• [TASK REQUIREMENTS] Copy everything in the data below exactly except the pictures.

• [DATASET]

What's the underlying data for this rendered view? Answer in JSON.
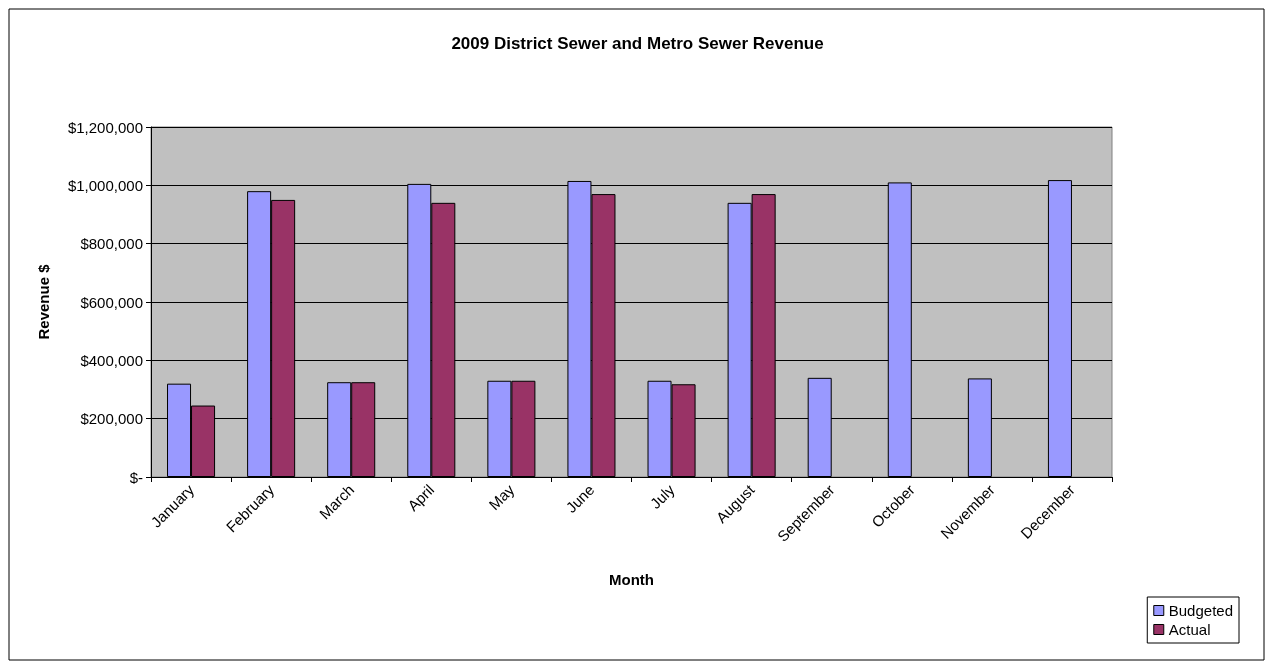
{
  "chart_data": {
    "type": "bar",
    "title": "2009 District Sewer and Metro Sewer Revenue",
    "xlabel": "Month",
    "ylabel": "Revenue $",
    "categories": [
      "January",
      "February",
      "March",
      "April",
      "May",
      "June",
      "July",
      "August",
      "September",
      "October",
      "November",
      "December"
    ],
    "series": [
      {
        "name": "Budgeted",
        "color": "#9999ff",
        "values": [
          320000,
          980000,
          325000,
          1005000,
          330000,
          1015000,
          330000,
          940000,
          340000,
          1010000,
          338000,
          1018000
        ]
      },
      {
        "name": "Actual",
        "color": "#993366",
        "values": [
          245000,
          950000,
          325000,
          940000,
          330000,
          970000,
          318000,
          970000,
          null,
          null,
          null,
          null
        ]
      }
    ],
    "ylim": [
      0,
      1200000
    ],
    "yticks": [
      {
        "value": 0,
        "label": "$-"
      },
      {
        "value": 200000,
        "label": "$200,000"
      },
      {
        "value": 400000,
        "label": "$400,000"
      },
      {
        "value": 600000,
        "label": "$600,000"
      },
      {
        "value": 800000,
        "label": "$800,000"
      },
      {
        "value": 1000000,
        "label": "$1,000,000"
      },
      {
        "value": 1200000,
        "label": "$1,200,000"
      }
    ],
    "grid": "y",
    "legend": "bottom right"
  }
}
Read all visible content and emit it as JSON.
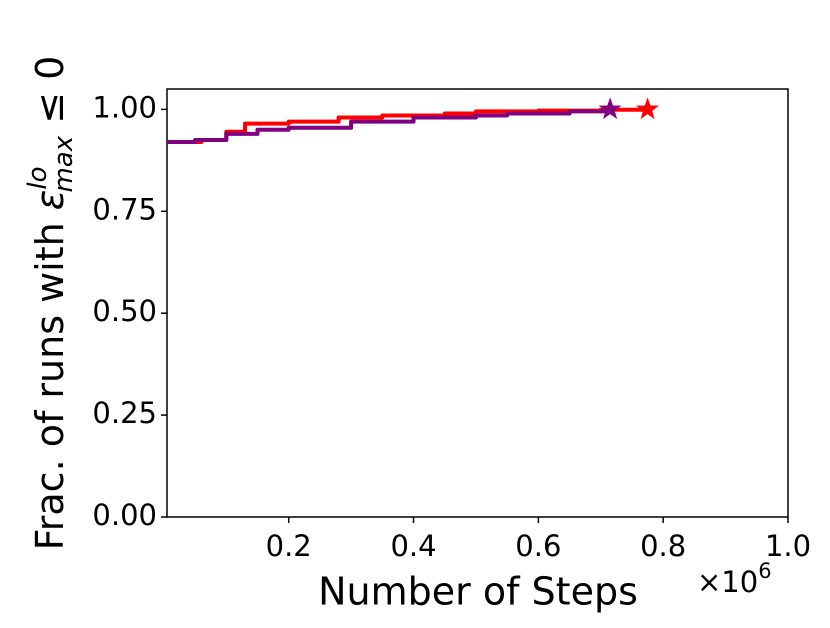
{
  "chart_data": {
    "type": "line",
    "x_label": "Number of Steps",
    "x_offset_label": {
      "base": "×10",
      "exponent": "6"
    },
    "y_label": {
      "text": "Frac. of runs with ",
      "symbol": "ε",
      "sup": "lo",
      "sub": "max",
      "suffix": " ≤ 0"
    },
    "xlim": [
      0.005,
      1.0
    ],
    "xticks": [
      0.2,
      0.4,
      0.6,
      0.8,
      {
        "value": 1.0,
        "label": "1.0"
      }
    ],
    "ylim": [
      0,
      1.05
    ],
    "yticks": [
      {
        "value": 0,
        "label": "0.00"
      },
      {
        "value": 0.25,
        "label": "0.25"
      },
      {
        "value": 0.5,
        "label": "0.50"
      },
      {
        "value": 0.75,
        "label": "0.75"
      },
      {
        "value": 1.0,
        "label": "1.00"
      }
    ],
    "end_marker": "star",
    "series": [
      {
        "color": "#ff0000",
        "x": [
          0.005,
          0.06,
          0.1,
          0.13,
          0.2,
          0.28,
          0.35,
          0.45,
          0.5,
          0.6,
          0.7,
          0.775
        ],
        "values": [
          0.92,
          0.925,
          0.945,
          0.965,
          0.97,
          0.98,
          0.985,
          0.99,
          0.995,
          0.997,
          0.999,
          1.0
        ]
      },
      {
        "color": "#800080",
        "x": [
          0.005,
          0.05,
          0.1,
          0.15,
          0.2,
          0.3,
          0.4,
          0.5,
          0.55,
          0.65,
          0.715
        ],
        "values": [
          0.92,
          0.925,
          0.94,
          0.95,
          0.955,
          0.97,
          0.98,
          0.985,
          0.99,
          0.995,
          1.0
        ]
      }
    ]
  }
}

• [REPLY]
What's the underlying data for this rendered view? Answer in JSON.
{
  "chart_data": {
    "type": "bar",
    "title": "2009 District Sewer and Metro Sewer Revenue",
    "xlabel": "Month",
    "ylabel": "Revenue $",
    "categories": [
      "January",
      "February",
      "March",
      "April",
      "May",
      "June",
      "July",
      "August",
      "September",
      "October",
      "November",
      "December"
    ],
    "series": [
      {
        "name": "Budgeted",
        "color": "#9999ff",
        "values": [
          320000,
          980000,
          325000,
          1005000,
          330000,
          1015000,
          330000,
          940000,
          340000,
          1010000,
          338000,
          1018000
        ]
      },
      {
        "name": "Actual",
        "color": "#993366",
        "values": [
          245000,
          950000,
          325000,
          940000,
          330000,
          970000,
          318000,
          970000,
          null,
          null,
          null,
          null
        ]
      }
    ],
    "ylim": [
      0,
      1200000
    ],
    "yticks": [
      {
        "value": 0,
        "label": "$-"
      },
      {
        "value": 200000,
        "label": "$200,000"
      },
      {
        "value": 400000,
        "label": "$400,000"
      },
      {
        "value": 600000,
        "label": "$600,000"
      },
      {
        "value": 800000,
        "label": "$800,000"
      },
      {
        "value": 1000000,
        "label": "$1,000,000"
      },
      {
        "value": 1200000,
        "label": "$1,200,000"
      }
    ],
    "grid": "y",
    "legend": "bottom right"
  }
}
Read all visible content and emit it as JSON.
{
  "chart_data": {
    "type": "line",
    "x_label": "Number of Steps",
    "x_offset_label": {
      "base": "×10",
      "exponent": "6"
    },
    "y_label": {
      "text": "Frac. of runs with ",
      "symbol": "ε",
      "sup": "lo",
      "sub": "max",
      "suffix": " ≤ 0"
    },
    "xlim": [
      0.005,
      1.0
    ],
    "xticks": [
      0.2,
      0.4,
      0.6,
      0.8,
      {
        "value": 1.0,
        "label": "1.0"
      }
    ],
    "ylim": [
      0,
      1.05
    ],
    "yticks": [
      {
        "value": 0,
        "label": "0.00"
      },
      {
        "value": 0.25,
        "label": "0.25"
      },
      {
        "value": 0.5,
        "label": "0.50"
      },
      {
        "value": 0.75,
        "label": "0.75"
      },
      {
        "value": 1.0,
        "label": "1.00"
      }
    ],
    "end_marker": "star",
    "series": [
      {
        "color": "#ff0000",
        "x": [
          0.005,
          0.06,
          0.1,
          0.13,
          0.2,
          0.28,
          0.35,
          0.45,
          0.5,
          0.6,
          0.7,
          0.775
        ],
        "values": [
          0.92,
          0.925,
          0.945,
          0.965,
          0.97,
          0.98,
          0.985,
          0.99,
          0.995,
          0.997,
          0.999,
          1.0
        ]
      },
      {
        "color": "#800080",
        "x": [
          0.005,
          0.05,
          0.1,
          0.15,
          0.2,
          0.3,
          0.4,
          0.5,
          0.55,
          0.65,
          0.715
        ],
        "values": [
          0.92,
          0.925,
          0.94,
          0.95,
          0.955,
          0.97,
          0.98,
          0.985,
          0.99,
          0.995,
          1.0
        ]
      }
    ]
  }
}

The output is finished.